-- The input --
━━━━━━━━
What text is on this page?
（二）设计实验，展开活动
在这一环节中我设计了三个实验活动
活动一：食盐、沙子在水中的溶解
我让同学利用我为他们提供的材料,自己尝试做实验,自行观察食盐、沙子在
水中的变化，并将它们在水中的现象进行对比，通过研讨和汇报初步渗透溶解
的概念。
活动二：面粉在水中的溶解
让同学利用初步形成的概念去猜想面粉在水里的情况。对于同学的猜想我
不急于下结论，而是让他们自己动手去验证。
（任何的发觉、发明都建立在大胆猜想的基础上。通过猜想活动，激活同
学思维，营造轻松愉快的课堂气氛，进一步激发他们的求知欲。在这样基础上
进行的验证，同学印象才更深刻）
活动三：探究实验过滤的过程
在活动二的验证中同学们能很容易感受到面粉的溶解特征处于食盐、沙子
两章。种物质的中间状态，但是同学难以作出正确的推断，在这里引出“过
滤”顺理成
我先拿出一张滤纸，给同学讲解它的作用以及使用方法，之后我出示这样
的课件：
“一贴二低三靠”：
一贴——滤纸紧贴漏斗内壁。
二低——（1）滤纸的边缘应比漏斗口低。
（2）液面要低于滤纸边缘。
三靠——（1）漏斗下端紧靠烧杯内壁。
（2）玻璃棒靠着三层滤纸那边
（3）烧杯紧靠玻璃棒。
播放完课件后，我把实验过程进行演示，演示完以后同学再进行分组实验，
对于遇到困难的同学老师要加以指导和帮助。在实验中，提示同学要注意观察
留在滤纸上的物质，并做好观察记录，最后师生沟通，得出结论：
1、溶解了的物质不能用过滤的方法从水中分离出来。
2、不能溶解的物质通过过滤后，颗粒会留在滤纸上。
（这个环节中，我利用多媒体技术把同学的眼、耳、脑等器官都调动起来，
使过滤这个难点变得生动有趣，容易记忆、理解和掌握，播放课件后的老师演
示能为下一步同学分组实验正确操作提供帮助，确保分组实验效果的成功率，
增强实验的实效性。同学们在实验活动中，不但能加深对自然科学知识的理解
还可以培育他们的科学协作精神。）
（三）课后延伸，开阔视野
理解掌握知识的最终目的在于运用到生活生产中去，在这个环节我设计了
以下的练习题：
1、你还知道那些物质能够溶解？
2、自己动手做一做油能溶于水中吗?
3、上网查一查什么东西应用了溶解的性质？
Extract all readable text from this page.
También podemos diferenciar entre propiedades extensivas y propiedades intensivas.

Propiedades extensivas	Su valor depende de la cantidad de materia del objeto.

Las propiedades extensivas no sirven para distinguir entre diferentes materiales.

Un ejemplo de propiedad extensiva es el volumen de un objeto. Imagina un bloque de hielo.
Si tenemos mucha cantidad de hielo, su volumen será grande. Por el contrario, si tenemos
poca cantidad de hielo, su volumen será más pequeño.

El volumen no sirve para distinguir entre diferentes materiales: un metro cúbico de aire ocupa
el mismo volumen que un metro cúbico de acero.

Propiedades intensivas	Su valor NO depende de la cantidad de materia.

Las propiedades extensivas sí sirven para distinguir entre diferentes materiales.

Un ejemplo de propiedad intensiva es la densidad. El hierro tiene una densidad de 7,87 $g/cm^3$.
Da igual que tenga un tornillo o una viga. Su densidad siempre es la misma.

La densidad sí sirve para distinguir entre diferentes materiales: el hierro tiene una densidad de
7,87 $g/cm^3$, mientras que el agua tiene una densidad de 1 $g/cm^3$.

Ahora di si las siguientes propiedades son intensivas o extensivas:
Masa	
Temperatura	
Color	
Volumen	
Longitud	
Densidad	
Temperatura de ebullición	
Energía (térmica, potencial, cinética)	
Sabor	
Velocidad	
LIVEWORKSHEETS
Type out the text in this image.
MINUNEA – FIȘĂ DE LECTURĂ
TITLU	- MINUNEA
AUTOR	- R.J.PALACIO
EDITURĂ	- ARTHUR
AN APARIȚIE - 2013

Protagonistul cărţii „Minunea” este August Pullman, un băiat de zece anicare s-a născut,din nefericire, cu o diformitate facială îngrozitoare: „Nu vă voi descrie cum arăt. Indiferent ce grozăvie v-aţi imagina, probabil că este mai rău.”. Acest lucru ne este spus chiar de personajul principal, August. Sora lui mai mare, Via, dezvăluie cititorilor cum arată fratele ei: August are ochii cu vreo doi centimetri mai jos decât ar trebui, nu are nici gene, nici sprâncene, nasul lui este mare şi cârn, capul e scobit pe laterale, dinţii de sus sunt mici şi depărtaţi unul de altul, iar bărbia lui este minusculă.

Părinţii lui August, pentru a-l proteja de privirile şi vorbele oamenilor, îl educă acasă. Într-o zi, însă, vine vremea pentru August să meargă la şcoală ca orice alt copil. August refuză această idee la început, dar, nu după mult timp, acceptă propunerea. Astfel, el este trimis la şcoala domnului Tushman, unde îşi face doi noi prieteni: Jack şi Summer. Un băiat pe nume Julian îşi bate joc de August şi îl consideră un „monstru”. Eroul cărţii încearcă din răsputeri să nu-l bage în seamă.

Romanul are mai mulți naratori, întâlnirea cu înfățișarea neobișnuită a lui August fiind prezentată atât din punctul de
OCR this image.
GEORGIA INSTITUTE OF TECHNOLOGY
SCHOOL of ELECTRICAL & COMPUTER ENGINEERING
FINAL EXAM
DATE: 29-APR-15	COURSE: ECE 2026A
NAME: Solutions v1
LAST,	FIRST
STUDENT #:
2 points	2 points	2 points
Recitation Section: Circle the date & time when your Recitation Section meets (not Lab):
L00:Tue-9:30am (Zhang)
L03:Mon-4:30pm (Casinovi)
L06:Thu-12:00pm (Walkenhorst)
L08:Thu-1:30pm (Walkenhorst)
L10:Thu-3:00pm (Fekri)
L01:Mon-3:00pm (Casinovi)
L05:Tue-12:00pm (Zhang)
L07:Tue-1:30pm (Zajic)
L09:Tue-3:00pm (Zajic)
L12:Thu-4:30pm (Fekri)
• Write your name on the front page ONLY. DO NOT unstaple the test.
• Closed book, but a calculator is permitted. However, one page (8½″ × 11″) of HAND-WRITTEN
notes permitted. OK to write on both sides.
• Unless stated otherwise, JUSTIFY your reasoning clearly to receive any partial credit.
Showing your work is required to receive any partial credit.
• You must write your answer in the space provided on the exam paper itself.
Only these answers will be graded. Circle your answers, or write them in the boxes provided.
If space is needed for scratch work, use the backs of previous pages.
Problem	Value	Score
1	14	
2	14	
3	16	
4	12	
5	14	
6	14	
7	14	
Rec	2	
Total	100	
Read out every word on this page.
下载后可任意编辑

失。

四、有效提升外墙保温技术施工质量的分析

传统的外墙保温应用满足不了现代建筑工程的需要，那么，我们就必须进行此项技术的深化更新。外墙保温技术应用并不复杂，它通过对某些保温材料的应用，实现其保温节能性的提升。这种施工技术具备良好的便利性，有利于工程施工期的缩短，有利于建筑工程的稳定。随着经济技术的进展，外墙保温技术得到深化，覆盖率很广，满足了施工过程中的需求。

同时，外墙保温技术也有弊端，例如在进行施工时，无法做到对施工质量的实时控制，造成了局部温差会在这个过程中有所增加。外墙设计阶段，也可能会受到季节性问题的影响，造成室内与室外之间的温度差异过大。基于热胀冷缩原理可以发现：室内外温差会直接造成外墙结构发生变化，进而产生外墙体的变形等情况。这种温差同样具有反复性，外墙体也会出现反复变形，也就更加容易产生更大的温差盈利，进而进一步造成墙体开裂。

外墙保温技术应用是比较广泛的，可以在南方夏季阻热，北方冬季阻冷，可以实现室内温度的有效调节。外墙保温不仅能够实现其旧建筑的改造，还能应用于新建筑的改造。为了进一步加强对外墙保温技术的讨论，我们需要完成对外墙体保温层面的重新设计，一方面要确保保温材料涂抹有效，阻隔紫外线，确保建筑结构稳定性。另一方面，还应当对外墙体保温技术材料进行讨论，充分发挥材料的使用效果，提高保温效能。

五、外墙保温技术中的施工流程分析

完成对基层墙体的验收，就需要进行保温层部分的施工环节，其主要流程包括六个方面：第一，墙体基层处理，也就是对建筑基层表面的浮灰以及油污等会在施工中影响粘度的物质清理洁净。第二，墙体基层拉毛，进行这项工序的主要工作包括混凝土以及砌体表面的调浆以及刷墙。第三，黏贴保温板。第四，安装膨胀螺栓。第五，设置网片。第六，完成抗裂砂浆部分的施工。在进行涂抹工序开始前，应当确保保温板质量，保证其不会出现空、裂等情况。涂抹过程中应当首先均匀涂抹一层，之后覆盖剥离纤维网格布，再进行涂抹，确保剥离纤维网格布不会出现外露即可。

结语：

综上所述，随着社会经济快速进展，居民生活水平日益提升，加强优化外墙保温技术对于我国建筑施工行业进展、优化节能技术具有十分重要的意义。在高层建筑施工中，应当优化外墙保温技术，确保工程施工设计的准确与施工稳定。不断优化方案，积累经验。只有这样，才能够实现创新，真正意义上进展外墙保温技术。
━━━━━━━━
-- Task details --
Pull out every line containing "será".

-- Answer for the task --
Si tenemos mucha cantidad de hielo, su volumen será grande. Por el contrario, si tenemos
poca cantidad de hielo, su volumen será más pequeño.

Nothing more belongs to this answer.